### WHAT TO PRODUCE
Present the data once more in exactly its original form.

### EXTRACTED INFORMATION
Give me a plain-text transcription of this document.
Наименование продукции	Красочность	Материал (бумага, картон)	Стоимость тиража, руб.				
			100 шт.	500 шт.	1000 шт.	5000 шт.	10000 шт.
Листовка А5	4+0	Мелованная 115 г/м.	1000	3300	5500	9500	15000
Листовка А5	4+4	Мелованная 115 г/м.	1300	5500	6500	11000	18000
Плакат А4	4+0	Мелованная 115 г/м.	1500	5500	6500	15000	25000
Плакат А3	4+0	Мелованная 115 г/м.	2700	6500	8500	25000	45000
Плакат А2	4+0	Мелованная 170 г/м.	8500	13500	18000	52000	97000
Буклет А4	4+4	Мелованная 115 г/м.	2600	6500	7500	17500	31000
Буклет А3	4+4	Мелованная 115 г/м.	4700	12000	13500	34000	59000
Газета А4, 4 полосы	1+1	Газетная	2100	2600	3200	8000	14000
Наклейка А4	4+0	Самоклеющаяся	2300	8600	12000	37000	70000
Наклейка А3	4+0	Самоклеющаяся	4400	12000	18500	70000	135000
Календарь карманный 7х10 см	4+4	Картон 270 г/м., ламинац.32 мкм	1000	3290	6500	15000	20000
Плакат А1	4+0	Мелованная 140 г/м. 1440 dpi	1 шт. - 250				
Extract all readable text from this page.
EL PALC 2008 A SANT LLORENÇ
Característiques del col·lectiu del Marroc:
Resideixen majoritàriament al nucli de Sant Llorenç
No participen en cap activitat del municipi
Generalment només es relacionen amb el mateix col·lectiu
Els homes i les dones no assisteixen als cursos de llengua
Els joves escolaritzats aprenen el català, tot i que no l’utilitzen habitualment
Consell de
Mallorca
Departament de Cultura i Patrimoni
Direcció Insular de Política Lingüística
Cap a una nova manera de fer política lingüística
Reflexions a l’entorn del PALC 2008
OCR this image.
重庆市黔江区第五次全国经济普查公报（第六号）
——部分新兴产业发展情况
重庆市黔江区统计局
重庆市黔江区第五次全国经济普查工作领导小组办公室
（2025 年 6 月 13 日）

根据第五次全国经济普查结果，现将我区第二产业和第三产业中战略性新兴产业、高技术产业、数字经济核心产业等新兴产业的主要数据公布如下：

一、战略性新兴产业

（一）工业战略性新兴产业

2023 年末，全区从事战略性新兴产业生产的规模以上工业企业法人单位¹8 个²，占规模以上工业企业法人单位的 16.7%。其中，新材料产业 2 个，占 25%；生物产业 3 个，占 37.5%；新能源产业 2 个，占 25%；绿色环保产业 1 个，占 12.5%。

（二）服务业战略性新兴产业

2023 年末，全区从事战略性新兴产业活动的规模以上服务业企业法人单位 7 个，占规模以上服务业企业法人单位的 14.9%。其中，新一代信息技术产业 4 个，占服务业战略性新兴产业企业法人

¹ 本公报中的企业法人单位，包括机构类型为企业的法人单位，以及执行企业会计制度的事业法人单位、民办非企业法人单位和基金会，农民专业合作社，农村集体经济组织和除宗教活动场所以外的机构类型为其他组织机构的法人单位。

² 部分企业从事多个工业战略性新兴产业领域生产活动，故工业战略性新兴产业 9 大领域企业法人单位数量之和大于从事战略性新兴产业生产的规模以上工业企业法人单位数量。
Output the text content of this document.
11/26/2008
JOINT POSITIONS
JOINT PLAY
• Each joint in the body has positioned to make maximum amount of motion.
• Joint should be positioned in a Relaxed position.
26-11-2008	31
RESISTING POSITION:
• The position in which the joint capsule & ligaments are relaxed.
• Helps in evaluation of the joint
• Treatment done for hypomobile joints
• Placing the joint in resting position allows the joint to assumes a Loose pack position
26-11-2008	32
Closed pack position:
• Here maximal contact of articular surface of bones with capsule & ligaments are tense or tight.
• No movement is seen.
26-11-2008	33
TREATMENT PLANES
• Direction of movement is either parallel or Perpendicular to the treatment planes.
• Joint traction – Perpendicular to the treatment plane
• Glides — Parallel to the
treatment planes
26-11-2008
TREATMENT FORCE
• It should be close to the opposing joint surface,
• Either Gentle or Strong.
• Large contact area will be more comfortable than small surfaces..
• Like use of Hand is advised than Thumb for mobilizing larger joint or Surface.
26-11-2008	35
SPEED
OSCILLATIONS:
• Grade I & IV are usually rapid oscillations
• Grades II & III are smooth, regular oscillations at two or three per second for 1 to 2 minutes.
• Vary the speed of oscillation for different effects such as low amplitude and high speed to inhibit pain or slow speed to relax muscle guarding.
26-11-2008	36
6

### WRITTEN RESPONSE
Give me a plain-text transcription of this document.
Наименование продукции	Красочность	Материал (бумага, картон)	Стоимость тиража, руб.				
			100 шт.	500 шт.	1000 шт.	5000 шт.	10000 шт.
Листовка А5	4+0	Мелованная 115 г/м.	1000	3300	5500	9500	15000
Листовка А5	4+4	Мелованная 115 г/м.	1300	5500	6500	11000	18000
Плакат А4	4+0	Мелованная 115 г/м.	1500	5500	6500	15000	25000
Плакат А3	4+0	Мелованная 115 г/м.	2700	6500	8500	25000	45000
Плакат А2	4+0	Мелованная 170 г/м.	8500	13500	18000	52000	97000
Буклет А4	4+4	Мелованная 115 г/м.	2600	6500	7500	17500	31000
Буклет А3	4+4	Мелованная 115 г/м.	4700	12000	13500	34000	59000
Газета А4, 4 полосы	1+1	Газетная	2100	2600	3200	8000	14000
Наклейка А4	4+0	Самоклеющаяся	2300	8600	12000	37000	70000
Наклейка А3	4+0	Самоклеющаяся	4400	12000	18500	70000	135000
Календарь карманный 7х10 см	4+4	Картон 270 г/м., ламинац.32 мкм	1000	3290	6500	15000	20000
Плакат А1	4+0	Мелованная 140 г/м. 1440 dpi	1 шт. - 250				
Extract all readable text from this page.
EL PALC 2008 A SANT LLORENÇ
Característiques del col·lectiu del Marroc:
Resideixen majoritàriament al nucli de Sant Llorenç
No participen en cap activitat del municipi
Generalment només es relacionen amb el mateix col·lectiu
Els homes i les dones no assisteixen als cursos de llengua
Els joves escolaritzats aprenen el català, tot i que no l’utilitzen habitualment
Consell de
Mallorca
Departament de Cultura i Patrimoni
Direcció Insular de Política Lingüística
Cap a una nova manera de fer política lingüística
Reflexions a l’entorn del PALC 2008
OCR this image.
重庆市黔江区第五次全国经济普查公报（第六号）
——部分新兴产业发展情况
重庆市黔江区统计局
重庆市黔江区第五次全国经济普查工作领导小组办公室
（2025 年 6 月 13 日）

根据第五次全国经济普查结果，现将我区第二产业和第三产业中战略性新兴产业、高技术产业、数字经济核心产业等新兴产业的主要数据公布如下：

一、战略性新兴产业

（一）工业战略性新兴产业

2023 年末，全区从事战略性新兴产业生产的规模以上工业企业法人单位¹8 个²，占规模以上工业企业法人单位的 16.7%。其中，新材料产业 2 个，占 25%；生物产业 3 个，占 37.5%；新能源产业 2 个，占 25%；绿色环保产业 1 个，占 12.5%。

（二）服务业战略性新兴产业

2023 年末，全区从事战略性新兴产业活动的规模以上服务业企业法人单位 7 个，占规模以上服务业企业法人单位的 14.9%。其中，新一代信息技术产业 4 个，占服务业战略性新兴产业企业法人

¹ 本公报中的企业法人单位，包括机构类型为企业的法人单位，以及执行企业会计制度的事业法人单位、民办非企业法人单位和基金会，农民专业合作社，农村集体经济组织和除宗教活动场所以外的机构类型为其他组织机构的法人单位。

² 部分企业从事多个工业战略性新兴产业领域生产活动，故工业战略性新兴产业 9 大领域企业法人单位数量之和大于从事战略性新兴产业生产的规模以上工业企业法人单位数量。
Output the text content of this document.
11/26/2008
JOINT POSITIONS
JOINT PLAY
• Each joint in the body has positioned to make maximum amount of motion.
• Joint should be positioned in a Relaxed position.
26-11-2008	31
RESISTING POSITION:
• The position in which the joint capsule & ligaments are relaxed.
• Helps in evaluation of the joint
• Treatment done for hypomobile joints
• Placing the joint in resting position allows the joint to assumes a Loose pack position
26-11-2008	32
Closed pack position:
• Here maximal contact of articular surface of bones with capsule & ligaments are tense or tight.
• No movement is seen.
26-11-2008	33
TREATMENT PLANES
• Direction of movement is either parallel or Perpendicular to the treatment planes.
• Joint traction – Perpendicular to the treatment plane
• Glides — Parallel to the
treatment planes
26-11-2008
TREATMENT FORCE
• It should be close to the opposing joint surface,
• Either Gentle or Strong.
• Large contact area will be more comfortable than small surfaces..
• Like use of Hand is advised than Thumb for mobilizing larger joint or Surface.
26-11-2008	35
SPEED
OSCILLATIONS:
• Grade I & IV are usually rapid oscillations
• Grades II & III are smooth, regular oscillations at two or three per second for 1 to 2 minutes.
• Vary the speed of oscillation for different effects such as low amplitude and high speed to inhibit pain or slow speed to relax muscle guarding.
26-11-2008	36
6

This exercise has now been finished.